(Collected data entries)
########################################
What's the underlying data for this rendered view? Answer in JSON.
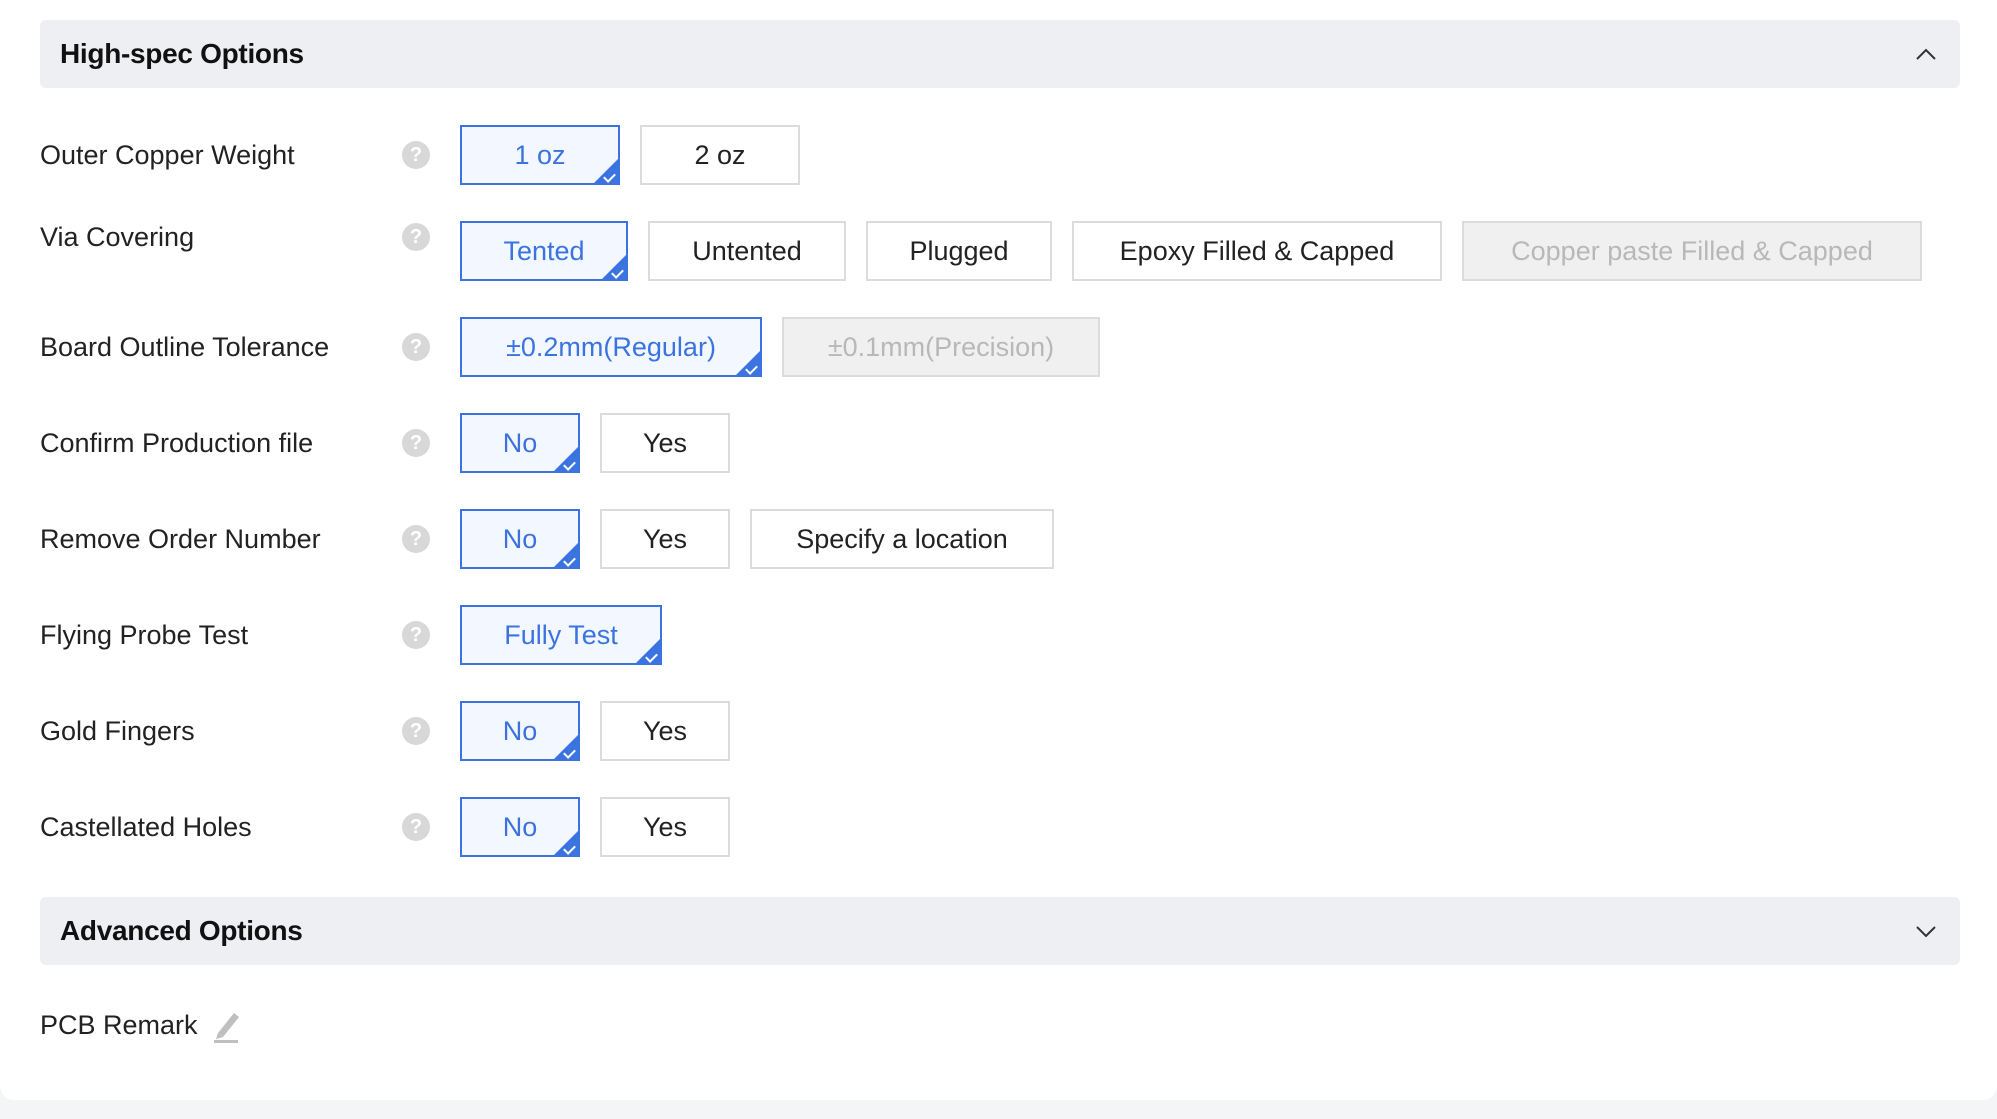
{
  "high_spec": {
    "title": "High-spec Options",
    "rows": [
      {
        "label": "Outer Copper Weight",
        "options": [
          "1 oz",
          "2 oz"
        ],
        "selected": 0
      },
      {
        "label": "Via Covering",
        "options": [
          "Tented",
          "Untented",
          "Plugged",
          "Epoxy Filled & Capped",
          "Copper paste Filled & Capped"
        ],
        "selected": 0,
        "disabled": [
          4
        ]
      },
      {
        "label": "Board Outline Tolerance",
        "options": [
          "±0.2mm(Regular)",
          "±0.1mm(Precision)"
        ],
        "selected": 0,
        "disabled": [
          1
        ]
      },
      {
        "label": "Confirm Production file",
        "options": [
          "No",
          "Yes"
        ],
        "selected": 0
      },
      {
        "label": "Remove Order Number",
        "options": [
          "No",
          "Yes",
          "Specify a location"
        ],
        "selected": 0
      },
      {
        "label": "Flying Probe Test",
        "options": [
          "Fully Test"
        ],
        "selected": 0
      },
      {
        "label": "Gold Fingers",
        "options": [
          "No",
          "Yes"
        ],
        "selected": 0
      },
      {
        "label": "Castellated Holes",
        "options": [
          "No",
          "Yes"
        ],
        "selected": 0
      }
    ]
  },
  "advanced": {
    "title": "Advanced Options"
  },
  "pcb_remark": {
    "label": "PCB Remark"
  },
  "help_glyph": "?",
  "colors": {
    "accent": "#3b73e0",
    "header_bg": "#eeeff3",
    "disabled_bg": "#f0f0f0",
    "disabled_text": "#b8b8b8"
  }
}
########################################
▶ **What is needed**
Return every line containing "label".

▶ **Task result**
        "label": "Outer Copper Weight",
        "label": "Via Covering",
        "label": "Board Outline Tolerance",
        "label": "Confirm Production file",
        "label": "Remove Order Number",
        "label": "Flying Probe Test",
        "label": "Gold Fingers",
        "label": "Castellated Holes",
    "label": "PCB Remark"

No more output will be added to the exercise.